● **Your instructions**
Rewrite the passage of the Facebook article from "By highlighting this, we’re" to "to specific groups.", substituting "outlook" for "horizons".

Facebook, Cypherpunk and Psychohistory

February 27th, 2012 No comments

One of the more notable financial news stories of the year so far is the decision of social media heavyweight Facebook to go public (an event we alluded to in our top 10 themes for 2012). The question on everyone’s mind is whether a potential $100 billion market valuation is appropriate for a company that had roughly $1 billion in net income last year. It wouldn’t be the first tech company to trade at a three digit P/E (we’re looking at you salesforce.com), but it would be the largest. We are going to leave the valuation question aside for a moment and think in broader terms.

In our view, there are a few factors to keep in mind when considering the lofty growth expectations that surround Facebook.

Fewer, poorer, new users: At 845 million relatively regular users, Facebook already has the cream of the crop when it comes to potential consumers. The economic elite — by far the most attractive consumers — are, for the most part, already on Facebook. The next billion users will have less spending power, and will not consume as many of the digital goods Facebook wants to sell them, nor will advertisers pay as much for access to them.

With the exception of China (where Facebook is banned), the network has no other large upper-middle class markets it can tap into. Since the next billion Facebook users will have more modest means and this could be a tricky cultural and business shift. Facebook initially set itself apart by limiting usage to select colleges. Over time it has successfully expanded availability to new demographics (older users and international users) . But its user base has always been the more affluent segment of each market.

By highlighting this, we’re not trying to diminish the broader value of an open social network and its ability to connect people and create opportunities for them. We hope Facebook continues to be another powerful Internet tool available to a person of modest means to foster deeper connections, expand their horizons and develop themselves. But we do recognize that social networks by definition will mirror divisions in societies, and certain virtual spaces will be more attractive than others to specific groups.

User disengagement: There’s a chance Facebook jumps the shark and usage drops. Despite its meteoric rise in recent years, Facebook operates in the notoriously fickle world of social media, where users may tire of a particular platform and seek out the next hottest thing (let’s not forget Friendster or Myspace, once robust social networking communities before Facebook came along).  While Facebook has done a phenomenal job building its user base and cornering the social media market, there are other platforms out there waiting to swoop in should there be a misstep (Google+), or capitalize if users ultimately decide they prefer to segregate their status updates (Twitter) from their picture sharing (Instagram) and location data (Foursquare).

In addition to the possibility of competitors poaching away market share, there is also a question as to how users will interact with the platform going forward.  We already see a divergence in the frequency with which men and women use Facebook. Women use Facebook much more regularly than men do. Over time, we could see photo-sharing and instant updates lose their novelty value for certain users who then disengage from Facebook.

● **Data rows**

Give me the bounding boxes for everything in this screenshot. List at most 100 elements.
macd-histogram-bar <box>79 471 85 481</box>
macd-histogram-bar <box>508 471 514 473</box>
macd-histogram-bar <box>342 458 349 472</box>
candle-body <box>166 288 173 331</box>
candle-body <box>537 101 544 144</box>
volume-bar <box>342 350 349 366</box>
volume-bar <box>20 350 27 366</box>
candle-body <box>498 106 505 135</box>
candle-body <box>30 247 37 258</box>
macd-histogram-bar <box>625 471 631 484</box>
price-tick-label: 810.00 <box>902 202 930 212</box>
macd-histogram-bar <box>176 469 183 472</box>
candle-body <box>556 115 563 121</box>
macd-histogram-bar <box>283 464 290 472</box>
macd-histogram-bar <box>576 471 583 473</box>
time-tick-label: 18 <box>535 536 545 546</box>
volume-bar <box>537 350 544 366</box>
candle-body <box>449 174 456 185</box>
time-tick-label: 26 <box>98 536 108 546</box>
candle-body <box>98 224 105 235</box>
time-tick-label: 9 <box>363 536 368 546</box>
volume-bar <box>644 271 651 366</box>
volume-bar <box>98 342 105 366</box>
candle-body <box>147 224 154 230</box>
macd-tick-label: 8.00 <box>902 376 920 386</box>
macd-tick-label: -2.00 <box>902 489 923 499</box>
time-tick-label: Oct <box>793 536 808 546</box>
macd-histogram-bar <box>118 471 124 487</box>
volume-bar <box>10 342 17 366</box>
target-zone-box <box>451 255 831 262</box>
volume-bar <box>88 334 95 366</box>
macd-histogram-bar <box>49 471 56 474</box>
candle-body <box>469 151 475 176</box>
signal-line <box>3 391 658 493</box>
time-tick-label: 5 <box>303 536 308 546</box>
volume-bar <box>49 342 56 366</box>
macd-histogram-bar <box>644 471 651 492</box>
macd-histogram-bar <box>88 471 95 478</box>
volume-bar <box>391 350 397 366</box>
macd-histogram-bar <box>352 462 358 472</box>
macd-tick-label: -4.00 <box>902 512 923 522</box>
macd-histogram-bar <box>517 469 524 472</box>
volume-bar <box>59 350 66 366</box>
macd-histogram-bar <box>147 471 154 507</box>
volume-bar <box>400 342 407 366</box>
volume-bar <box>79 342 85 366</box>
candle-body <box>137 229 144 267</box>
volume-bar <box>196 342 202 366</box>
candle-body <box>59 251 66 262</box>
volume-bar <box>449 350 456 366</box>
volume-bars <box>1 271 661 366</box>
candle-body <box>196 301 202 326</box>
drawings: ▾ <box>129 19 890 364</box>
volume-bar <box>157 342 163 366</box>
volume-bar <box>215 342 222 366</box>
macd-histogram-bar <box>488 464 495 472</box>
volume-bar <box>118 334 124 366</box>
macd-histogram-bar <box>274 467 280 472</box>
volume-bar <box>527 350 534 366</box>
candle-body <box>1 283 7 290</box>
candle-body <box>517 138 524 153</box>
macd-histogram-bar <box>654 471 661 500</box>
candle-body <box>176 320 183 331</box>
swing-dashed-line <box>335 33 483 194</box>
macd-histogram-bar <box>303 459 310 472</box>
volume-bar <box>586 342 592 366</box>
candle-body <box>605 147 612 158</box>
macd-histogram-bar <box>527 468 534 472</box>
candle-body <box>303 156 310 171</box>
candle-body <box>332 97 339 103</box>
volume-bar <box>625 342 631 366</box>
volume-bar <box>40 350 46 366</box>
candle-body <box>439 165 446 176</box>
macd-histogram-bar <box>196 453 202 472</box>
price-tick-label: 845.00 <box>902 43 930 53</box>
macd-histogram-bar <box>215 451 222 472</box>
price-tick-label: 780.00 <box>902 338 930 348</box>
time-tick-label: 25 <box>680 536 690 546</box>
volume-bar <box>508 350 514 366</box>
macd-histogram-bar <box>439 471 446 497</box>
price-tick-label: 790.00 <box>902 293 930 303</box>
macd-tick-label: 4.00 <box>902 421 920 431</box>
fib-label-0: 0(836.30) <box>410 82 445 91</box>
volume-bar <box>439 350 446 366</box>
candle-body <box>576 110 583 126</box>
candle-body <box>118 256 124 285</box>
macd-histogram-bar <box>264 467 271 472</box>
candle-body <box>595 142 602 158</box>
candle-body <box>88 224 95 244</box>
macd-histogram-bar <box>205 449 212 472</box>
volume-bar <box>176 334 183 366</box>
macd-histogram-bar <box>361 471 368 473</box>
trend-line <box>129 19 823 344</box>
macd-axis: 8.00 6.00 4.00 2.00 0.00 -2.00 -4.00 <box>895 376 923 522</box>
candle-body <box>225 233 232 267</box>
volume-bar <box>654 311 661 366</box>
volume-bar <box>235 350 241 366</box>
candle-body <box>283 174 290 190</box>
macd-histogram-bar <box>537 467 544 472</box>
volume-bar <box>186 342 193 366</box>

● **Response for this exercise**
By highlighting this, we’re not trying to diminish the broader value of an open social network and its ability to connect people and create opportunities for them. We hope Facebook continues to be another powerful Internet tool available to a person of modest means to foster deeper connections, expand their outlook and develop themselves. But we do recognize that social networks by definition will mirror divisions in societies, and certain virtual spaces will be more attractive than others to specific groups.